═════ PROVIDED MATERIAL ═════

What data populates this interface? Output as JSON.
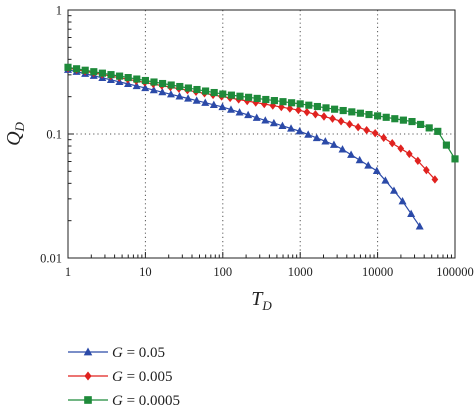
{
  "chart_data": {
    "type": "line",
    "xscale": "log",
    "yscale": "log",
    "xlim": [
      1,
      100000
    ],
    "ylim": [
      0.01,
      1
    ],
    "xticks": [
      1,
      10,
      100,
      1000,
      10000,
      100000
    ],
    "xtick_labels": [
      "1",
      "10",
      "100",
      "1000",
      "10000",
      "100000"
    ],
    "yticks": [
      0.01,
      0.1,
      1
    ],
    "ytick_labels": [
      "0.01",
      "0.1",
      "1"
    ],
    "xlabel": "T",
    "xlabel_sub": "D",
    "ylabel": "Q",
    "ylabel_sub": "D",
    "grid": "dotted, at major decades",
    "legend_position": "below plot, left",
    "series": [
      {
        "name": "G = 0.05",
        "legend_var": "G",
        "legend_value": " = 0.05",
        "marker": "triangle",
        "color": "#2b4aa8",
        "x_start": 1,
        "x_end": 35000,
        "points_per_decade": 9,
        "anchors": [
          [
            1,
            0.33
          ],
          [
            10,
            0.235
          ],
          [
            100,
            0.165
          ],
          [
            1000,
            0.105
          ],
          [
            3000,
            0.08
          ],
          [
            10000,
            0.05
          ],
          [
            20000,
            0.03
          ],
          [
            35000,
            0.018
          ]
        ]
      },
      {
        "name": "G = 0.005",
        "legend_var": "G",
        "legend_value": " = 0.005",
        "marker": "diamond",
        "color": "#e0221f",
        "x_start": 1,
        "x_end": 55000,
        "points_per_decade": 9,
        "anchors": [
          [
            1,
            0.34
          ],
          [
            10,
            0.26
          ],
          [
            100,
            0.2
          ],
          [
            1000,
            0.155
          ],
          [
            3000,
            0.13
          ],
          [
            10000,
            0.1
          ],
          [
            30000,
            0.065
          ],
          [
            55000,
            0.043
          ]
        ]
      },
      {
        "name": "G = 0.0005",
        "legend_var": "G",
        "legend_value": " = 0.0005",
        "marker": "square",
        "color": "#1e8a3a",
        "x_start": 1,
        "x_end": 100000,
        "points_per_decade": 9,
        "anchors": [
          [
            1,
            0.345
          ],
          [
            10,
            0.27
          ],
          [
            100,
            0.21
          ],
          [
            1000,
            0.175
          ],
          [
            10000,
            0.14
          ],
          [
            30000,
            0.125
          ],
          [
            60000,
            0.105
          ],
          [
            100000,
            0.063
          ]
        ]
      }
    ]
  }
}
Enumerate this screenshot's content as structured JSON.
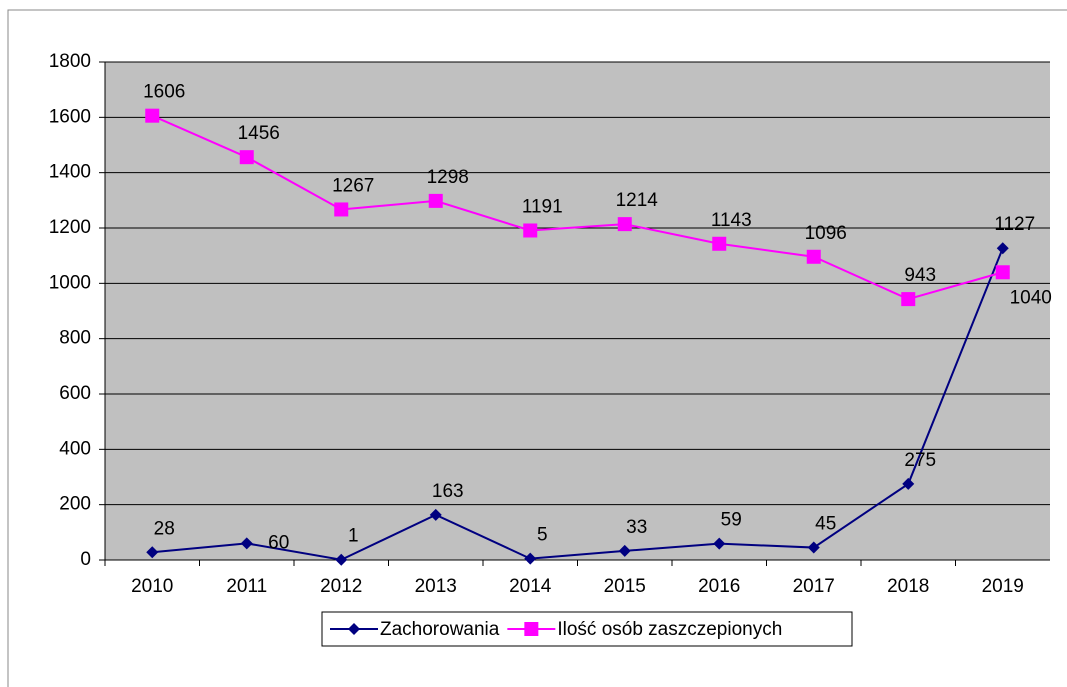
{
  "chart_data": {
    "type": "line",
    "categories": [
      "2010",
      "2011",
      "2012",
      "2013",
      "2014",
      "2015",
      "2016",
      "2017",
      "2018",
      "2019"
    ],
    "series": [
      {
        "name": "Zachorowania",
        "color": "#000080",
        "values": [
          28,
          60,
          1,
          163,
          5,
          33,
          59,
          45,
          275,
          1127
        ]
      },
      {
        "name": "Ilość osób zaszczepionych",
        "color": "#ff00ff",
        "values": [
          1606,
          1456,
          1267,
          1298,
          1191,
          1214,
          1143,
          1096,
          943,
          1040
        ]
      }
    ],
    "ylim": [
      0,
      1800
    ],
    "yticks": [
      0,
      200,
      400,
      600,
      800,
      1000,
      1200,
      1400,
      1600,
      1800
    ],
    "grid": true,
    "legend": "bottom"
  }
}
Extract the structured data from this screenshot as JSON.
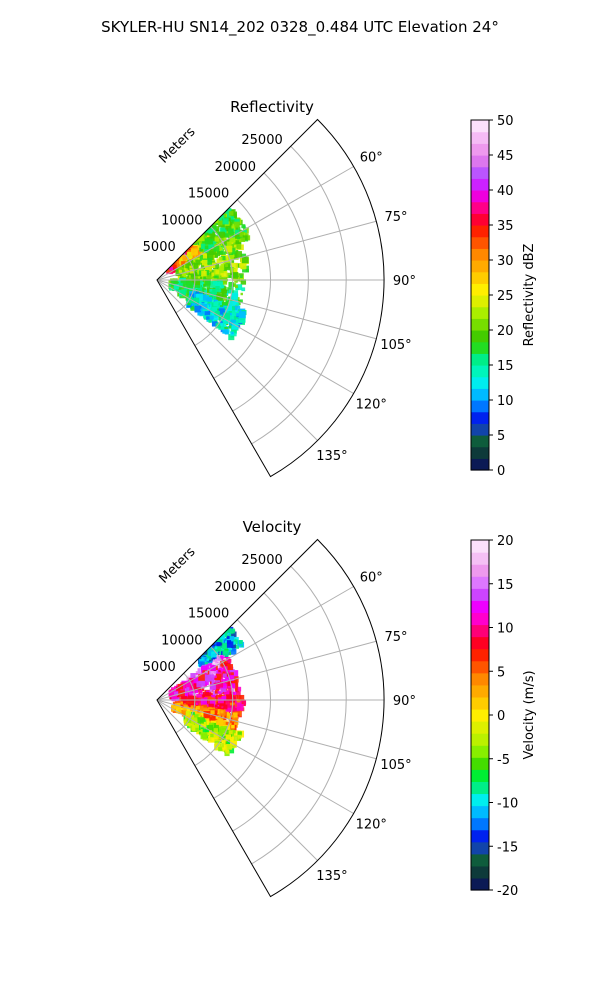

═════

**OBJECTIVE**. Reproduce the material above in full and without alteration, but skip all pictures.

**RESULT OF THIS EXERCISE**.
What data populates this interface? Output as JSON.
{
  "chart_data": {
    "type": "line",
    "xscale": "log",
    "yscale": "log",
    "xlim": [
      1,
      100000
    ],
    "ylim": [
      0.01,
      1
    ],
    "xticks": [
      1,
      10,
      100,
      1000,
      10000,
      100000
    ],
    "xtick_labels": [
      "1",
      "10",
      "100",
      "1000",
      "10000",
      "100000"
    ],
    "yticks": [
      0.01,
      0.1,
      1
    ],
    "ytick_labels": [
      "0.01",
      "0.1",
      "1"
    ],
    "xlabel": "T",
    "xlabel_sub": "D",
    "ylabel": "Q",
    "ylabel_sub": "D",
    "grid": "dotted, at major decades",
    "legend_position": "below plot, left",
    "series": [
      {
        "name": "G = 0.05",
        "legend_var": "G",
        "legend_value": " = 0.05",
        "marker": "triangle",
        "color": "#2b4aa8",
        "x_start": 1,
        "x_end": 35000,
        "points_per_decade": 9,
        "anchors": [
          [
            1,
            0.33
          ],
          [
            10,
            0.235
          ],
          [
            100,
            0.165
          ],
          [
            1000,
            0.105
          ],
          [
            3000,
            0.08
          ],
          [
            10000,
            0.05
          ],
          [
            20000,
            0.03
          ],
          [
            35000,
            0.018
          ]
        ]
      },
      {
        "name": "G = 0.005",
        "legend_var": "G",
        "legend_value": " = 0.005",
        "marker": "diamond",
        "color": "#e0221f",
        "x_start": 1,
        "x_end": 55000,
        "points_per_decade": 9,
        "anchors": [
          [
            1,
            0.34
          ],
          [
            10,
            0.26
          ],
          [
            100,
            0.2
          ],
          [
            1000,
            0.155
          ],
          [
            3000,
            0.13
          ],
          [
            10000,
            0.1
          ],
          [
            30000,
            0.065
          ],
          [
            55000,
            0.043
          ]
        ]
      },
      {
        "name": "G = 0.0005",
        "legend_var": "G",
        "legend_value": " = 0.0005",
        "marker": "square",
        "color": "#1e8a3a",
        "x_start": 1,
        "x_end": 100000,
        "points_per_decade": 9,
        "anchors": [
          [
            1,
            0.345
          ],
          [
            10,
            0.27
          ],
          [
            100,
            0.21
          ],
          [
            1000,
            0.175
          ],
          [
            10000,
            0.14
          ],
          [
            30000,
            0.125
          ],
          [
            60000,
            0.105
          ],
          [
            100000,
            0.063
          ]
        ]
      }
    ]
  }
}
Enumerate this screenshot's content as structured JSON.
{
  "chart_data": {
    "type": "line",
    "categories": [
      "2010",
      "2011",
      "2012",
      "2013",
      "2014",
      "2015",
      "2016",
      "2017",
      "2018",
      "2019"
    ],
    "series": [
      {
        "name": "Zachorowania",
        "color": "#000080",
        "values": [
          28,
          60,
          1,
          163,
          5,
          33,
          59,
          45,
          275,
          1127
        ]
      },
      {
        "name": "Ilość osób zaszczepionych",
        "color": "#ff00ff",
        "values": [
          1606,
          1456,
          1267,
          1298,
          1191,
          1214,
          1143,
          1096,
          943,
          1040
        ]
      }
    ],
    "ylim": [
      0,
      1800
    ],
    "yticks": [
      0,
      200,
      400,
      600,
      800,
      1000,
      1200,
      1400,
      1600,
      1800
    ],
    "grid": true,
    "legend": "bottom"
  }
}
Extract the structured data from this screenshot as JSON.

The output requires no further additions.